======== Exercise material ========
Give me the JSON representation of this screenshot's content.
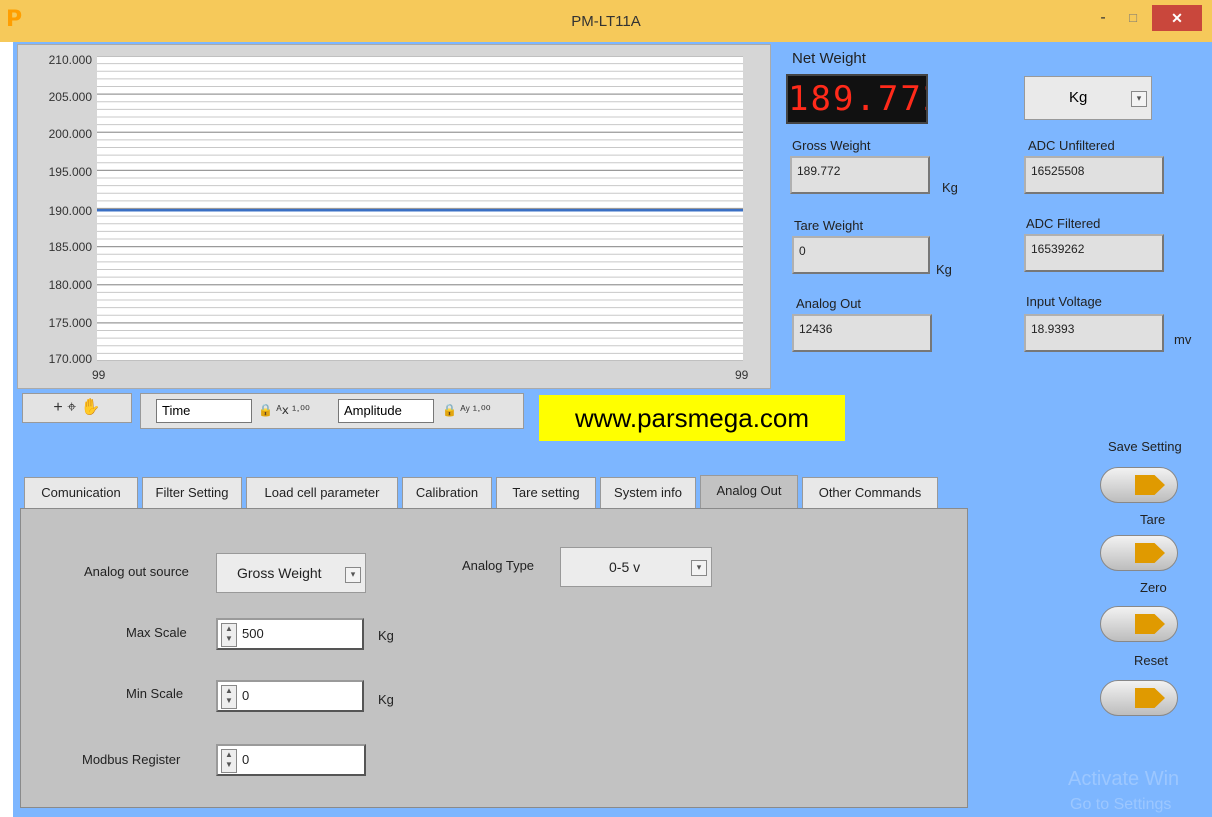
{
  "window": {
    "logo": "P",
    "title": "PM-LT11A",
    "minimize": "-",
    "maximize": "□",
    "close": "✕"
  },
  "graph": {
    "y_ticks": [
      "210.000",
      "205.000",
      "200.000",
      "195.000",
      "190.000",
      "185.000",
      "180.000",
      "175.000",
      "170.000"
    ],
    "x_ticks": [
      "99",
      "99"
    ],
    "ylim": [
      170,
      210
    ],
    "series_value": 189.772,
    "series_color": "#3a6fc4"
  },
  "graph_tools": {
    "tools_label": "+ ⌖ ✋",
    "x_axis_name": "Time",
    "y_axis_name": "Amplitude",
    "x_icons": "🔒 ᴬⅹ ¹·⁰⁰",
    "y_icons": "🔒 ᴬʸ ¹·⁰⁰"
  },
  "website": "www.parsmega.com",
  "readouts": {
    "net_weight_label": "Net Weight",
    "net_weight_value": "189.772",
    "unit_selected": "Kg",
    "gross_weight_label": "Gross Weight",
    "gross_weight_value": "189.772",
    "gross_unit": "Kg",
    "tare_weight_label": "Tare  Weight",
    "tare_weight_value": "0",
    "tare_unit": "Kg",
    "analog_out_label": "Analog Out",
    "analog_out_value": "12436",
    "adc_unfiltered_label": "ADC  Unfiltered",
    "adc_unfiltered_value": "16525508",
    "adc_filtered_label": "ADC Filtered",
    "adc_filtered_value": "16539262",
    "input_voltage_label": "Input Voltage",
    "input_voltage_value": "18.9393",
    "input_voltage_unit": "mv"
  },
  "actions": {
    "save_setting": "Save Setting",
    "tare": "Tare",
    "zero": "Zero",
    "reset": "Reset"
  },
  "tabs": [
    {
      "label": "Comunication"
    },
    {
      "label": "Filter Setting"
    },
    {
      "label": "Load cell parameter"
    },
    {
      "label": "Calibration"
    },
    {
      "label": "Tare setting"
    },
    {
      "label": "System info"
    },
    {
      "label": "Analog Out"
    },
    {
      "label": "Other Commands"
    }
  ],
  "analog_out_tab": {
    "source_label": "Analog out source",
    "source_value": "Gross Weight",
    "type_label": "Analog Type",
    "type_value": "0-5 v",
    "max_scale_label": "Max Scale",
    "max_scale_value": "500",
    "max_scale_unit": "Kg",
    "min_scale_label": "Min Scale",
    "min_scale_value": "0",
    "min_scale_unit": "Kg",
    "modbus_label": "Modbus Register",
    "modbus_value": "0"
  },
  "watermark": {
    "line1": "Activate Win",
    "line2": "Go to Settings"
  }
}
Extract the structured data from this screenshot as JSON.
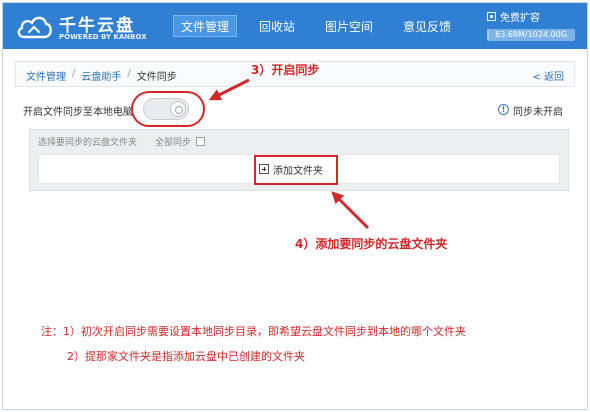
{
  "app": {
    "name": "千牛云盘",
    "tagline": "POWERED BY KANBOX"
  },
  "nav": {
    "items": [
      {
        "label": "文件管理",
        "active": true
      },
      {
        "label": "回收站",
        "active": false
      },
      {
        "label": "图片空间",
        "active": false
      },
      {
        "label": "意见反馈",
        "active": false
      }
    ]
  },
  "quota": {
    "label": "免费扩容",
    "usage_text": "63.68M/1024.00G",
    "used_fraction": 0.0001
  },
  "breadcrumb": {
    "items": [
      "文件管理",
      "云盘助手",
      "文件同步"
    ],
    "separator": "/",
    "back_label": "< 返回"
  },
  "sync": {
    "toggle_label": "开启文件同步至本地电脑",
    "toggle_on": false,
    "status_icon": "info-icon",
    "status_text": "同步未开启"
  },
  "folder_panel": {
    "header_label": "选择要同步的云盘文件夹",
    "select_all_label": "全部同步",
    "select_all_checked": false,
    "add_folder_label": "添加文件夹"
  },
  "annotations": {
    "step3": "3）开启同步",
    "step4": "4）添加要同步的云盘文件夹",
    "note_line1": "注：1）初次开启同步需要设置本地同步目录，即希望云盘文件同步到本地的哪个文件夹",
    "note_line2": "2）提那家文件夹是指添加云盘中已创建的文件夹",
    "color": "#d22828"
  },
  "colors": {
    "header": "#2f7fd3",
    "link": "#2f6fb7",
    "panel": "#eceef0"
  }
}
========
* [Task directions]
Leave images out of the retyped records; keep all else exact.

* [Task response]
Give me the JSON representation of this screenshot's content.
{
  "window": {
    "logo": "P",
    "title": "PM-LT11A",
    "minimize": "-",
    "maximize": "□",
    "close": "✕"
  },
  "graph": {
    "y_ticks": [
      "210.000",
      "205.000",
      "200.000",
      "195.000",
      "190.000",
      "185.000",
      "180.000",
      "175.000",
      "170.000"
    ],
    "x_ticks": [
      "99",
      "99"
    ],
    "ylim": [
      170,
      210
    ],
    "series_value": 189.772,
    "series_color": "#3a6fc4"
  },
  "graph_tools": {
    "tools_label": "+ ⌖ ✋",
    "x_axis_name": "Time",
    "y_axis_name": "Amplitude",
    "x_icons": "🔒 ᴬⅹ ¹·⁰⁰",
    "y_icons": "🔒 ᴬʸ ¹·⁰⁰"
  },
  "website": "www.parsmega.com",
  "readouts": {
    "net_weight_label": "Net Weight",
    "net_weight_value": "189.772",
    "unit_selected": "Kg",
    "gross_weight_label": "Gross Weight",
    "gross_weight_value": "189.772",
    "gross_unit": "Kg",
    "tare_weight_label": "Tare  Weight",
    "tare_weight_value": "0",
    "tare_unit": "Kg",
    "analog_out_label": "Analog Out",
    "analog_out_value": "12436",
    "adc_unfiltered_label": "ADC  Unfiltered",
    "adc_unfiltered_value": "16525508",
    "adc_filtered_label": "ADC Filtered",
    "adc_filtered_value": "16539262",
    "input_voltage_label": "Input Voltage",
    "input_voltage_value": "18.9393",
    "input_voltage_unit": "mv"
  },
  "actions": {
    "save_setting": "Save Setting",
    "tare": "Tare",
    "zero": "Zero",
    "reset": "Reset"
  },
  "tabs": [
    {
      "label": "Comunication"
    },
    {
      "label": "Filter Setting"
    },
    {
      "label": "Load cell parameter"
    },
    {
      "label": "Calibration"
    },
    {
      "label": "Tare setting"
    },
    {
      "label": "System info"
    },
    {
      "label": "Analog Out"
    },
    {
      "label": "Other Commands"
    }
  ],
  "analog_out_tab": {
    "source_label": "Analog out source",
    "source_value": "Gross Weight",
    "type_label": "Analog Type",
    "type_value": "0-5 v",
    "max_scale_label": "Max Scale",
    "max_scale_value": "500",
    "max_scale_unit": "Kg",
    "min_scale_label": "Min Scale",
    "min_scale_value": "0",
    "min_scale_unit": "Kg",
    "modbus_label": "Modbus Register",
    "modbus_value": "0"
  },
  "watermark": {
    "line1": "Activate Win",
    "line2": "Go to Settings"
  }
}
Extract the structured data from this screenshot as JSON.
{
  "app": {
    "name": "千牛云盘",
    "tagline": "POWERED BY KANBOX"
  },
  "nav": {
    "items": [
      {
        "label": "文件管理",
        "active": true
      },
      {
        "label": "回收站",
        "active": false
      },
      {
        "label": "图片空间",
        "active": false
      },
      {
        "label": "意见反馈",
        "active": false
      }
    ]
  },
  "quota": {
    "label": "免费扩容",
    "usage_text": "63.68M/1024.00G",
    "used_fraction": 0.0001
  },
  "breadcrumb": {
    "items": [
      "文件管理",
      "云盘助手",
      "文件同步"
    ],
    "separator": "/",
    "back_label": "< 返回"
  },
  "sync": {
    "toggle_label": "开启文件同步至本地电脑",
    "toggle_on": false,
    "status_icon": "info-icon",
    "status_text": "同步未开启"
  },
  "folder_panel": {
    "header_label": "选择要同步的云盘文件夹",
    "select_all_label": "全部同步",
    "select_all_checked": false,
    "add_folder_label": "添加文件夹"
  },
  "annotations": {
    "step3": "3）开启同步",
    "step4": "4）添加要同步的云盘文件夹",
    "note_line1": "注：1）初次开启同步需要设置本地同步目录，即希望云盘文件同步到本地的哪个文件夹",
    "note_line2": "2）提那家文件夹是指添加云盘中已创建的文件夹",
    "color": "#d22828"
  },
  "colors": {
    "header": "#2f7fd3",
    "link": "#2f6fb7",
    "panel": "#eceef0"
  }
}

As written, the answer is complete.